* START Dataset content *

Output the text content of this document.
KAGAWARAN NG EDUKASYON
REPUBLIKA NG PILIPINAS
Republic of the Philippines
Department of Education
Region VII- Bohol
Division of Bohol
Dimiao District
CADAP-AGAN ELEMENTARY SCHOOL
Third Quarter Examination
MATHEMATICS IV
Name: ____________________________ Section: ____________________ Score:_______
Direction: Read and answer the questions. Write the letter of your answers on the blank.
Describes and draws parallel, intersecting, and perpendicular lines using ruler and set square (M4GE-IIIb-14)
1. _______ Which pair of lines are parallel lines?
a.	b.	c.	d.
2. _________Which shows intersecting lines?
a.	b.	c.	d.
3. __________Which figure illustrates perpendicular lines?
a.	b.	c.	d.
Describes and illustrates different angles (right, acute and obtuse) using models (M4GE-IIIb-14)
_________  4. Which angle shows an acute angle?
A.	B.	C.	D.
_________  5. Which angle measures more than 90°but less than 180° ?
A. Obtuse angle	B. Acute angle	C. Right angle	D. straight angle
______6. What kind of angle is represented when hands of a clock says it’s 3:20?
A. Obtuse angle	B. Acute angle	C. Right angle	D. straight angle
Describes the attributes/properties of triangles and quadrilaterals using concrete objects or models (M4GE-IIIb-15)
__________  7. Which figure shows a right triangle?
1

* END Dataset content *

Extract each record, keeping it identical to the original.

Output the text content of this document.
KAGAWARAN NG EDUKASYON
REPUBLIKA NG PILIPINAS
Republic of the Philippines
Department of Education
Region VII- Bohol
Division of Bohol
Dimiao District
CADAP-AGAN ELEMENTARY SCHOOL
Third Quarter Examination
MATHEMATICS IV
Name: ____________________________ Section: ____________________ Score:_______
Direction: Read and answer the questions. Write the letter of your answers on the blank.
Describes and draws parallel, intersecting, and perpendicular lines using ruler and set square (M4GE-IIIb-14)
1. _______ Which pair of lines are parallel lines?
a.	b.	c.	d.
2. _________Which shows intersecting lines?
a.	b.	c.	d.
3. __________Which figure illustrates perpendicular lines?
a.	b.	c.	d.
Describes and illustrates different angles (right, acute and obtuse) using models (M4GE-IIIb-14)
_________  4. Which angle shows an acute angle?
A.	B.	C.	D.
_________  5. Which angle measures more than 90°but less than 180° ?
A. Obtuse angle	B. Acute angle	C. Right angle	D. straight angle
______6. What kind of angle is represented when hands of a clock says it’s 3:20?
A. Obtuse angle	B. Acute angle	C. Right angle	D. straight angle
Describes the attributes/properties of triangles and quadrilaterals using concrete objects or models (M4GE-IIIb-15)
__________  7. Which figure shows a right triangle?
1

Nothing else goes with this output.